▸ DIRECTIONS FOR THIS TASK
Below is a set of records; print all of them exactly as written.

▸ SOURCE MATERIAL

--------------------------------------------------

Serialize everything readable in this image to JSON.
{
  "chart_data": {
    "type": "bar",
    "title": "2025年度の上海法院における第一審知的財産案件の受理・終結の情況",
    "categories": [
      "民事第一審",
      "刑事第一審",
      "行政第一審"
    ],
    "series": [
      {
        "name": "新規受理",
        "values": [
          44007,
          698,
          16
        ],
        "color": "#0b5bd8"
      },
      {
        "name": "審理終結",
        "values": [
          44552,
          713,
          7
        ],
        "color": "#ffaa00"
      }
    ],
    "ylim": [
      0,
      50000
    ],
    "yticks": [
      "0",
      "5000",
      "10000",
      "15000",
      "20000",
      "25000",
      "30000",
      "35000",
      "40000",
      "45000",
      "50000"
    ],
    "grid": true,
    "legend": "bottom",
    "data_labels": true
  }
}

--------------------------------------------------

▸ REPLY TO THE EXERCISE
Serialize everything readable in this image to JSON.
{
  "chart_data": {
    "type": "bar",
    "title": "2025年度の上海法院における第一審知的財産案件の受理・終結の情況",
    "categories": [
      "民事第一審",
      "刑事第一審",
      "行政第一審"
    ],
    "series": [
      {
        "name": "新規受理",
        "values": [
          44007,
          698,
          16
        ],
        "color": "#0b5bd8"
      },
      {
        "name": "審理終結",
        "values": [
          44552,
          713,
          7
        ],
        "color": "#ffaa00"
      }
    ],
    "ylim": [
      0,
      50000
    ],
    "yticks": [
      "0",
      "5000",
      "10000",
      "15000",
      "20000",
      "25000",
      "30000",
      "35000",
      "40000",
      "45000",
      "50000"
    ],
    "grid": true,
    "legend": "bottom",
    "data_labels": true
  }
}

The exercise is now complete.